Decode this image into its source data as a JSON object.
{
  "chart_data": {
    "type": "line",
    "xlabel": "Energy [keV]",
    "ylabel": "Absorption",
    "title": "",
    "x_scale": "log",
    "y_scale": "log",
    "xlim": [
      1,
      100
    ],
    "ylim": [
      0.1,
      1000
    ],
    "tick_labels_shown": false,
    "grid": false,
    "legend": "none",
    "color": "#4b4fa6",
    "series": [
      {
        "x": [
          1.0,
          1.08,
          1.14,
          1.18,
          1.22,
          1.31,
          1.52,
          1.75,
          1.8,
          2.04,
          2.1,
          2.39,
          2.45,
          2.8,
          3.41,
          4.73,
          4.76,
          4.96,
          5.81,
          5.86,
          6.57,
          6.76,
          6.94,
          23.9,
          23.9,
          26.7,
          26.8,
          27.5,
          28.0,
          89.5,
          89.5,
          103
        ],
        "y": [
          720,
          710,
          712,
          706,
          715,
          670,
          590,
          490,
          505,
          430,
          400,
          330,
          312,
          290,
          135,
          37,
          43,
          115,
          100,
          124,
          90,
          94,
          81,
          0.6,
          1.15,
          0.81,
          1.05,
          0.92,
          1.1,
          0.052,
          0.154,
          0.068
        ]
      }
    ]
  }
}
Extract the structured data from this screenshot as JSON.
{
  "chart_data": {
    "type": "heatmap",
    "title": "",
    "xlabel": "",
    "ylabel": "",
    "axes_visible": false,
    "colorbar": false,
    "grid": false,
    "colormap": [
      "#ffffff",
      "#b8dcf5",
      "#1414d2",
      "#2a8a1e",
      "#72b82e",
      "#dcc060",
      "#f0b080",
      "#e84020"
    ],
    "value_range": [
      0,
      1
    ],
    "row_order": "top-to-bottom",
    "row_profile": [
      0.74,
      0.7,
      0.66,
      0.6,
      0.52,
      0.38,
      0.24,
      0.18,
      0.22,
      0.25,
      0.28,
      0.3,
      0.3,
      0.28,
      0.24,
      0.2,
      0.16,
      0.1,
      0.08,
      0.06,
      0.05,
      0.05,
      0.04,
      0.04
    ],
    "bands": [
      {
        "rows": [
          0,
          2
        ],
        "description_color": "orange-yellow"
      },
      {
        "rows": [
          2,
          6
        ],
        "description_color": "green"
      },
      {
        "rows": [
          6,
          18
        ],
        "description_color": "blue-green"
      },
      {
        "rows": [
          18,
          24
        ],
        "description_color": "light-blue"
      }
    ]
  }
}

**WRITTEN TASK**
Retype the records above exactly.

**WRITTEN ANSWER**
Decode this image into its source data as a JSON object.
{
  "chart_data": {
    "type": "line",
    "xlabel": "Energy [keV]",
    "ylabel": "Absorption",
    "title": "",
    "x_scale": "log",
    "y_scale": "log",
    "xlim": [
      1,
      100
    ],
    "ylim": [
      0.1,
      1000
    ],
    "tick_labels_shown": false,
    "grid": false,
    "legend": "none",
    "color": "#4b4fa6",
    "series": [
      {
        "x": [
          1.0,
          1.08,
          1.14,
          1.18,
          1.22,
          1.31,
          1.52,
          1.75,
          1.8,
          2.04,
          2.1,
          2.39,
          2.45,
          2.8,
          3.41,
          4.73,
          4.76,
          4.96,
          5.81,
          5.86,
          6.57,
          6.76,
          6.94,
          23.9,
          23.9,
          26.7,
          26.8,
          27.5,
          28.0,
          89.5,
          89.5,
          103
        ],
        "y": [
          720,
          710,
          712,
          706,
          715,
          670,
          590,
          490,
          505,
          430,
          400,
          330,
          312,
          290,
          135,
          37,
          43,
          115,
          100,
          124,
          90,
          94,
          81,
          0.6,
          1.15,
          0.81,
          1.05,
          0.92,
          1.1,
          0.052,
          0.154,
          0.068
        ]
      }
    ]
  }
}
Extract the structured data from this screenshot as JSON.
{
  "chart_data": {
    "type": "heatmap",
    "title": "",
    "xlabel": "",
    "ylabel": "",
    "axes_visible": false,
    "colorbar": false,
    "grid": false,
    "colormap": [
      "#ffffff",
      "#b8dcf5",
      "#1414d2",
      "#2a8a1e",
      "#72b82e",
      "#dcc060",
      "#f0b080",
      "#e84020"
    ],
    "value_range": [
      0,
      1
    ],
    "row_order": "top-to-bottom",
    "row_profile": [
      0.74,
      0.7,
      0.66,
      0.6,
      0.52,
      0.38,
      0.24,
      0.18,
      0.22,
      0.25,
      0.28,
      0.3,
      0.3,
      0.28,
      0.24,
      0.2,
      0.16,
      0.1,
      0.08,
      0.06,
      0.05,
      0.05,
      0.04,
      0.04
    ],
    "bands": [
      {
        "rows": [
          0,
          2
        ],
        "description_color": "orange-yellow"
      },
      {
        "rows": [
          2,
          6
        ],
        "description_color": "green"
      },
      {
        "rows": [
          6,
          18
        ],
        "description_color": "blue-green"
      },
      {
        "rows": [
          18,
          24
        ],
        "description_color": "light-blue"
      }
    ]
  }
}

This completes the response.